Please print all of the material below, word for word.
········
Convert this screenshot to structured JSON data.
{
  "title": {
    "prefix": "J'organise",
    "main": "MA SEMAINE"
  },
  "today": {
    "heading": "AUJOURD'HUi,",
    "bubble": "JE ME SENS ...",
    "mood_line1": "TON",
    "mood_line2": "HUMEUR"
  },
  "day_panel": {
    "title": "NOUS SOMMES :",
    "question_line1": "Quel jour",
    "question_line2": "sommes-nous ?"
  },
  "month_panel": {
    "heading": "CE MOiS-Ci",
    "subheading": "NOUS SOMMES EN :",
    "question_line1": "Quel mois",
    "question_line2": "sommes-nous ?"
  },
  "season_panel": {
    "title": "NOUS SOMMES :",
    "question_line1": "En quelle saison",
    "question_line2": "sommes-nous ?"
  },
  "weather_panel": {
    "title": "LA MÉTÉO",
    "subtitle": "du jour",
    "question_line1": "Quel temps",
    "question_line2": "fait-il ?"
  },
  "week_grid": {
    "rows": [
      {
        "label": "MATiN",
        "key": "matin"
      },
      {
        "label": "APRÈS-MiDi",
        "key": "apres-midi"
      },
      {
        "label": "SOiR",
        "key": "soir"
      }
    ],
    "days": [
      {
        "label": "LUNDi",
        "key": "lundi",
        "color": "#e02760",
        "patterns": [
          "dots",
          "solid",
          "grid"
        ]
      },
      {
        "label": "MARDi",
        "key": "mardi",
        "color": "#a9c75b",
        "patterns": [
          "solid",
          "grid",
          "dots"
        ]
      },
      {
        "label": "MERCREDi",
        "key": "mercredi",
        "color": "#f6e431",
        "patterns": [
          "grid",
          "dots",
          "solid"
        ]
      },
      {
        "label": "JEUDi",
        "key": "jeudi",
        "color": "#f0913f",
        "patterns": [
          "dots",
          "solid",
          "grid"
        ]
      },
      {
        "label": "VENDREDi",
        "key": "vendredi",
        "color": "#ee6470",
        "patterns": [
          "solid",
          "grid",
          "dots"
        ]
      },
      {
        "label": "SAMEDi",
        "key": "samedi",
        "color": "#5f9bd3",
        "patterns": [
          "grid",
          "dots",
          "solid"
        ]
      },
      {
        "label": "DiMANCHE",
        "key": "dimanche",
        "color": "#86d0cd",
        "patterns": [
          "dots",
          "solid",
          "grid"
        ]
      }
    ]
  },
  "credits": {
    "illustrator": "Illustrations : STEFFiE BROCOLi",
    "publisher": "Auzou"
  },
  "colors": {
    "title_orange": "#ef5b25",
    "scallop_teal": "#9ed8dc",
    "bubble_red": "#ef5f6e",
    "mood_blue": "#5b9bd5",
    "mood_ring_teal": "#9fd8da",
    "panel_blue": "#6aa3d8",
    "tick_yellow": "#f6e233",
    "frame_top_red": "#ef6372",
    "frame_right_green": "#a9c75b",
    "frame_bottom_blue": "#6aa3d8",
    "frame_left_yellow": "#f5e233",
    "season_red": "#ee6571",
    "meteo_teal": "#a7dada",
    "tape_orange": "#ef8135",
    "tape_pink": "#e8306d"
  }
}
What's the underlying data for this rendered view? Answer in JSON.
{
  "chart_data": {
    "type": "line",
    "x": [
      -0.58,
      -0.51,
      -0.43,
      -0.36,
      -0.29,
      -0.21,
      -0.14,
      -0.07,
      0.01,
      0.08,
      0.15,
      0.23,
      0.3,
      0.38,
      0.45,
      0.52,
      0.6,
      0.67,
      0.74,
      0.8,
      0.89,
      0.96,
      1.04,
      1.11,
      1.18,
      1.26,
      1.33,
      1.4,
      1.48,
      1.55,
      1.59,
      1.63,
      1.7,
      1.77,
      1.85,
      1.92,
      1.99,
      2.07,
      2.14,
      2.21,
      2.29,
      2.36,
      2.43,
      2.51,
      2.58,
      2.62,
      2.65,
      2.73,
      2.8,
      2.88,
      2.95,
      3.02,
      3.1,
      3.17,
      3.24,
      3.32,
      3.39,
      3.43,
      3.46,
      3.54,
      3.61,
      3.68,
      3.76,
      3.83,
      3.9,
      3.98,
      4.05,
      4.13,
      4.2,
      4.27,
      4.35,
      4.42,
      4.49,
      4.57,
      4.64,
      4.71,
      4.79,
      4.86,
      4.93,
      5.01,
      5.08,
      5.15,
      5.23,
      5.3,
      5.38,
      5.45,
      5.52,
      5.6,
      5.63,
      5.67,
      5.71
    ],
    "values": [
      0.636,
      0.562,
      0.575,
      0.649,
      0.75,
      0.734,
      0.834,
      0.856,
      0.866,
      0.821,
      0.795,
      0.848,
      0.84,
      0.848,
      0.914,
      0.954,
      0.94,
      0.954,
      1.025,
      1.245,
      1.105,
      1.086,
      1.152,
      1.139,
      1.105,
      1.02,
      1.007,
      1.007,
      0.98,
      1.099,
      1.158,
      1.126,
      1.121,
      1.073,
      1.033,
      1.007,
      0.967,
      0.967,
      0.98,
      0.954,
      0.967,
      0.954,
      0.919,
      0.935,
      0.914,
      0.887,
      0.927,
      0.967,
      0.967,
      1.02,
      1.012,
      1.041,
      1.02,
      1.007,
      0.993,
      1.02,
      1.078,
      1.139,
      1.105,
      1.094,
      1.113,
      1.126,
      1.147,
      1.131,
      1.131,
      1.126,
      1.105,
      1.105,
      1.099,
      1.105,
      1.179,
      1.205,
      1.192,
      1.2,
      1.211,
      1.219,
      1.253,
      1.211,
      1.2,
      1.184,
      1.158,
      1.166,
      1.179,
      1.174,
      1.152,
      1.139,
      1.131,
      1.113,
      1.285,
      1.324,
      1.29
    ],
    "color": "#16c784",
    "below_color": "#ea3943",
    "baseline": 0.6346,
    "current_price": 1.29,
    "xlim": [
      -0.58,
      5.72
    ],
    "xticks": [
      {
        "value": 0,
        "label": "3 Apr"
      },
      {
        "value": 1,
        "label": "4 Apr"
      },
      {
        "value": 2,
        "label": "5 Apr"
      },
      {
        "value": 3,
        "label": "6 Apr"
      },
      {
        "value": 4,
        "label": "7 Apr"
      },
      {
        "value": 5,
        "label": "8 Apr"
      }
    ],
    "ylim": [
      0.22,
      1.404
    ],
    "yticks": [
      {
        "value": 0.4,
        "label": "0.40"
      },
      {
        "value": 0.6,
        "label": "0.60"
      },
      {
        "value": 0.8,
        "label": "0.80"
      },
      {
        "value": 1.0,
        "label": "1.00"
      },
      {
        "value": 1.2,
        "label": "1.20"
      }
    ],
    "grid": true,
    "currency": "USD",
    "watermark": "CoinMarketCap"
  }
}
········
**WRITTEN ANSWER:**
Convert this screenshot to structured JSON data.
{
  "title": {
    "prefix": "J'organise",
    "main": "MA SEMAINE"
  },
  "today": {
    "heading": "AUJOURD'HUi,",
    "bubble": "JE ME SENS ...",
    "mood_line1": "TON",
    "mood_line2": "HUMEUR"
  },
  "day_panel": {
    "title": "NOUS SOMMES :",
    "question_line1": "Quel jour",
    "question_line2": "sommes-nous ?"
  },
  "month_panel": {
    "heading": "CE MOiS-Ci",
    "subheading": "NOUS SOMMES EN :",
    "question_line1": "Quel mois",
    "question_line2": "sommes-nous ?"
  },
  "season_panel": {
    "title": "NOUS SOMMES :",
    "question_line1": "En quelle saison",
    "question_line2": "sommes-nous ?"
  },
  "weather_panel": {
    "title": "LA MÉTÉO",
    "subtitle": "du jour",
    "question_line1": "Quel temps",
    "question_line2": "fait-il ?"
  },
  "week_grid": {
    "rows": [
      {
        "label": "MATiN",
        "key": "matin"
      },
      {
        "label": "APRÈS-MiDi",
        "key": "apres-midi"
      },
      {
        "label": "SOiR",
        "key": "soir"
      }
    ],
    "days": [
      {
        "label": "LUNDi",
        "key": "lundi",
        "color": "#e02760",
        "patterns": [
          "dots",
          "solid",
          "grid"
        ]
      },
      {
        "label": "MARDi",
        "key": "mardi",
        "color": "#a9c75b",
        "patterns": [
          "solid",
          "grid",
          "dots"
        ]
      },
      {
        "label": "MERCREDi",
        "key": "mercredi",
        "color": "#f6e431",
        "patterns": [
          "grid",
          "dots",
          "solid"
        ]
      },
      {
        "label": "JEUDi",
        "key": "jeudi",
        "color": "#f0913f",
        "patterns": [
          "dots",
          "solid",
          "grid"
        ]
      },
      {
        "label": "VENDREDi",
        "key": "vendredi",
        "color": "#ee6470",
        "patterns": [
          "solid",
          "grid",
          "dots"
        ]
      },
      {
        "label": "SAMEDi",
        "key": "samedi",
        "color": "#5f9bd3",
        "patterns": [
          "grid",
          "dots",
          "solid"
        ]
      },
      {
        "label": "DiMANCHE",
        "key": "dimanche",
        "color": "#86d0cd",
        "patterns": [
          "dots",
          "solid",
          "grid"
        ]
      }
    ]
  },
  "credits": {
    "illustrator": "Illustrations : STEFFiE BROCOLi",
    "publisher": "Auzou"
  },
  "colors": {
    "title_orange": "#ef5b25",
    "scallop_teal": "#9ed8dc",
    "bubble_red": "#ef5f6e",
    "mood_blue": "#5b9bd5",
    "mood_ring_teal": "#9fd8da",
    "panel_blue": "#6aa3d8",
    "tick_yellow": "#f6e233",
    "frame_top_red": "#ef6372",
    "frame_right_green": "#a9c75b",
    "frame_bottom_blue": "#6aa3d8",
    "frame_left_yellow": "#f5e233",
    "season_red": "#ee6571",
    "meteo_teal": "#a7dada",
    "tape_orange": "#ef8135",
    "tape_pink": "#e8306d"
  }
}
What's the underlying data for this rendered view? Answer in JSON.
{
  "chart_data": {
    "type": "line",
    "x": [
      -0.58,
      -0.51,
      -0.43,
      -0.36,
      -0.29,
      -0.21,
      -0.14,
      -0.07,
      0.01,
      0.08,
      0.15,
      0.23,
      0.3,
      0.38,
      0.45,
      0.52,
      0.6,
      0.67,
      0.74,
      0.8,
      0.89,
      0.96,
      1.04,
      1.11,
      1.18,
      1.26,
      1.33,
      1.4,
      1.48,
      1.55,
      1.59,
      1.63,
      1.7,
      1.77,
      1.85,
      1.92,
      1.99,
      2.07,
      2.14,
      2.21,
      2.29,
      2.36,
      2.43,
      2.51,
      2.58,
      2.62,
      2.65,
      2.73,
      2.8,
      2.88,
      2.95,
      3.02,
      3.1,
      3.17,
      3.24,
      3.32,
      3.39,
      3.43,
      3.46,
      3.54,
      3.61,
      3.68,
      3.76,
      3.83,
      3.9,
      3.98,
      4.05,
      4.13,
      4.2,
      4.27,
      4.35,
      4.42,
      4.49,
      4.57,
      4.64,
      4.71,
      4.79,
      4.86,
      4.93,
      5.01,
      5.08,
      5.15,
      5.23,
      5.3,
      5.38,
      5.45,
      5.52,
      5.6,
      5.63,
      5.67,
      5.71
    ],
    "values": [
      0.636,
      0.562,
      0.575,
      0.649,
      0.75,
      0.734,
      0.834,
      0.856,
      0.866,
      0.821,
      0.795,
      0.848,
      0.84,
      0.848,
      0.914,
      0.954,
      0.94,
      0.954,
      1.025,
      1.245,
      1.105,
      1.086,
      1.152,
      1.139,
      1.105,
      1.02,
      1.007,
      1.007,
      0.98,
      1.099,
      1.158,
      1.126,
      1.121,
      1.073,
      1.033,
      1.007,
      0.967,
      0.967,
      0.98,
      0.954,
      0.967,
      0.954,
      0.919,
      0.935,
      0.914,
      0.887,
      0.927,
      0.967,
      0.967,
      1.02,
      1.012,
      1.041,
      1.02,
      1.007,
      0.993,
      1.02,
      1.078,
      1.139,
      1.105,
      1.094,
      1.113,
      1.126,
      1.147,
      1.131,
      1.131,
      1.126,
      1.105,
      1.105,
      1.099,
      1.105,
      1.179,
      1.205,
      1.192,
      1.2,
      1.211,
      1.219,
      1.253,
      1.211,
      1.2,
      1.184,
      1.158,
      1.166,
      1.179,
      1.174,
      1.152,
      1.139,
      1.131,
      1.113,
      1.285,
      1.324,
      1.29
    ],
    "color": "#16c784",
    "below_color": "#ea3943",
    "baseline": 0.6346,
    "current_price": 1.29,
    "xlim": [
      -0.58,
      5.72
    ],
    "xticks": [
      {
        "value": 0,
        "label": "3 Apr"
      },
      {
        "value": 1,
        "label": "4 Apr"
      },
      {
        "value": 2,
        "label": "5 Apr"
      },
      {
        "value": 3,
        "label": "6 Apr"
      },
      {
        "value": 4,
        "label": "7 Apr"
      },
      {
        "value": 5,
        "label": "8 Apr"
      }
    ],
    "ylim": [
      0.22,
      1.404
    ],
    "yticks": [
      {
        "value": 0.4,
        "label": "0.40"
      },
      {
        "value": 0.6,
        "label": "0.60"
      },
      {
        "value": 0.8,
        "label": "0.80"
      },
      {
        "value": 1.0,
        "label": "1.00"
      },
      {
        "value": 1.2,
        "label": "1.20"
      }
    ],
    "grid": true,
    "currency": "USD",
    "watermark": "CoinMarketCap"
  }
}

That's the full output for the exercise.